* [Job] Every line below that contains "title" is to be copied.
++++ The input ++++
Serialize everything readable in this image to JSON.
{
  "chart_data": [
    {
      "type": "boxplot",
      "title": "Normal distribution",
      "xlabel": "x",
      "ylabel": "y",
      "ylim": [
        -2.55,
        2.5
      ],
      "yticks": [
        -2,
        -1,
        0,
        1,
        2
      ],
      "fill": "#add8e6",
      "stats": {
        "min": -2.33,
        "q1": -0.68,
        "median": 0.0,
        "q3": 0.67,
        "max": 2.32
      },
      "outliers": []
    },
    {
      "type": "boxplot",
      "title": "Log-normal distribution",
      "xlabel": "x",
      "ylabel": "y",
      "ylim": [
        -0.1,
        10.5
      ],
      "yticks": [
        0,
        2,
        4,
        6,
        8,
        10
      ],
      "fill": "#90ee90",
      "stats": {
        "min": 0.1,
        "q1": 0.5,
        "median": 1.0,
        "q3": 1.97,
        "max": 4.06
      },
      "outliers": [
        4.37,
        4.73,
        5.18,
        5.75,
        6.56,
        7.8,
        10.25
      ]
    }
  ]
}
++++
++++ The input ++++
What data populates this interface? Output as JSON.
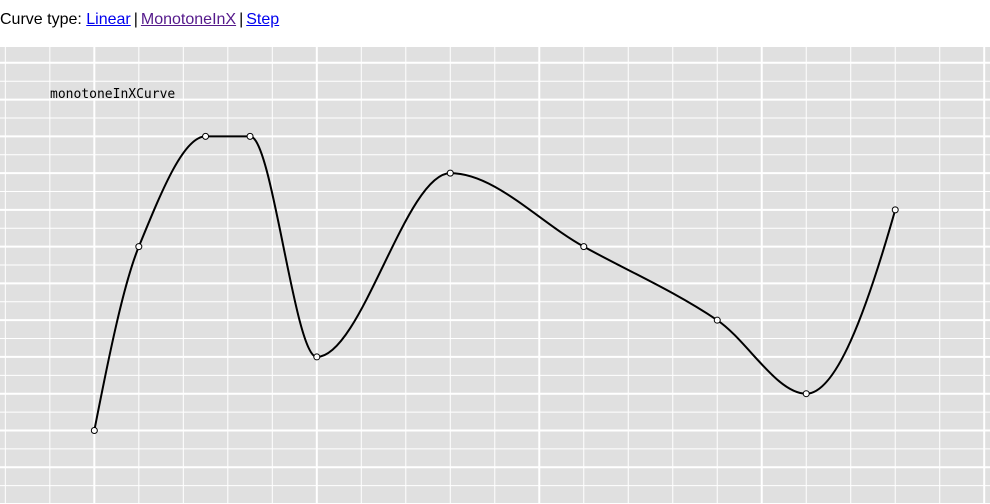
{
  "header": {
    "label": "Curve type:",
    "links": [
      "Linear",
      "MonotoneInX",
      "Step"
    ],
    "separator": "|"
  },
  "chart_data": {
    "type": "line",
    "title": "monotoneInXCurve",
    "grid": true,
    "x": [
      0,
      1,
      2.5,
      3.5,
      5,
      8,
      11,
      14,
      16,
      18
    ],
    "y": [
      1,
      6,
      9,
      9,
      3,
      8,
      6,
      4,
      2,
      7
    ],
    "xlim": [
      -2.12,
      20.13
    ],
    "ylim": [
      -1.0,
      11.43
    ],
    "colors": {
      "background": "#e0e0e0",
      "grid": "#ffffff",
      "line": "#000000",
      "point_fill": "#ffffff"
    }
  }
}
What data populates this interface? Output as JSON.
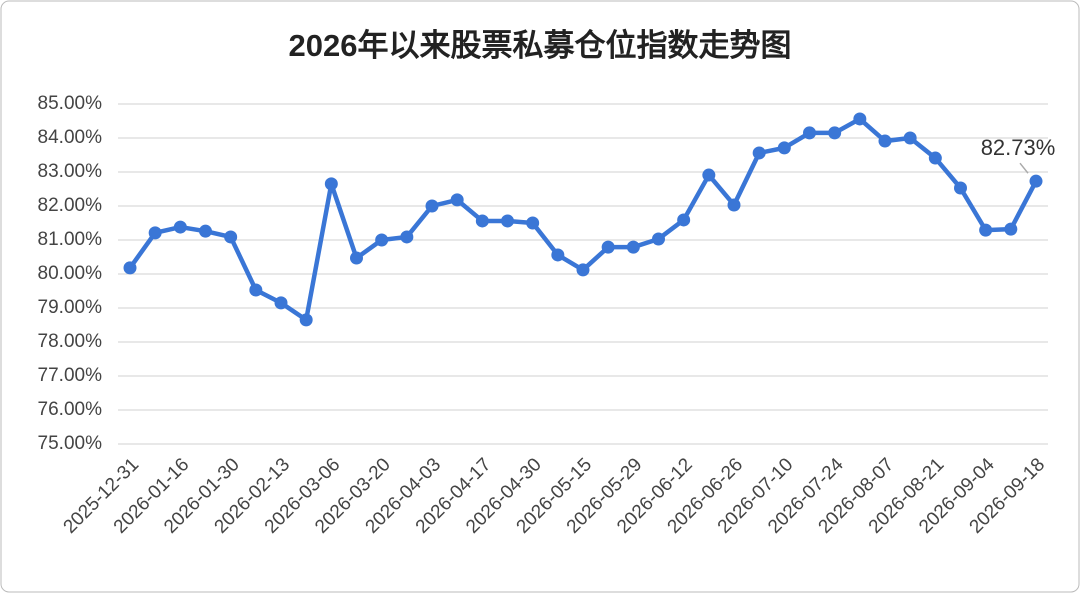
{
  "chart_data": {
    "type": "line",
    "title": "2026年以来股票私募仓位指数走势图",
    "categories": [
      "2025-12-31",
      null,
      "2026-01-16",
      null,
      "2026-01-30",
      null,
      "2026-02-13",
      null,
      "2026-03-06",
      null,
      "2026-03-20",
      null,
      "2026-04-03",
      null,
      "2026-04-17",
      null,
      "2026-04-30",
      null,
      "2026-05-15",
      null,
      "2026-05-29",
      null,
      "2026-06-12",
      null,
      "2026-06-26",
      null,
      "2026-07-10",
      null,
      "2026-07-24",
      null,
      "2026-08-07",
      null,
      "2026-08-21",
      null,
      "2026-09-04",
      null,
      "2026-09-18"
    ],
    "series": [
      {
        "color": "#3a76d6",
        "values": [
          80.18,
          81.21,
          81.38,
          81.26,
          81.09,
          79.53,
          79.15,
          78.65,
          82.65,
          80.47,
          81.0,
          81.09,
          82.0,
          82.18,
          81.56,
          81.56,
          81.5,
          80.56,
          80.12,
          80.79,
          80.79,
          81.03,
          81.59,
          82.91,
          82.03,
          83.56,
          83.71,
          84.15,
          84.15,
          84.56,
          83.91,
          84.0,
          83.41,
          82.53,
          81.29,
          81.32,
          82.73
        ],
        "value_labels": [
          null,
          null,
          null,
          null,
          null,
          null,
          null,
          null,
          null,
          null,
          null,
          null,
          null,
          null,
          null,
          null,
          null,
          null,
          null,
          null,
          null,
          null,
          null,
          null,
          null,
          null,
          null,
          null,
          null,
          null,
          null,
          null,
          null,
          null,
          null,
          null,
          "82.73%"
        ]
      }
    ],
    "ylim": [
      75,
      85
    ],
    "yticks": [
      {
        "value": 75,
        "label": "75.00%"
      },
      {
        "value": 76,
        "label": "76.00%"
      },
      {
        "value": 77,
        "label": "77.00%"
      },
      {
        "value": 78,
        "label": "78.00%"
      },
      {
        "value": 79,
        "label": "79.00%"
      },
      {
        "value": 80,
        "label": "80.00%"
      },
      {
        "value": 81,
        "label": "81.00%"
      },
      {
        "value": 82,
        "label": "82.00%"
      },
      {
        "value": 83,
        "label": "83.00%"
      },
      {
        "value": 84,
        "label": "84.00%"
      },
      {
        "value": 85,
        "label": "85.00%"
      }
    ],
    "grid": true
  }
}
++++
* [Expected answer]
      "title": "Normal distribution",
      "title": "Log-normal distribution",
    "title": "monotoneInXCurve",
    "title": "2026年以来股票私募仓位指数走势图",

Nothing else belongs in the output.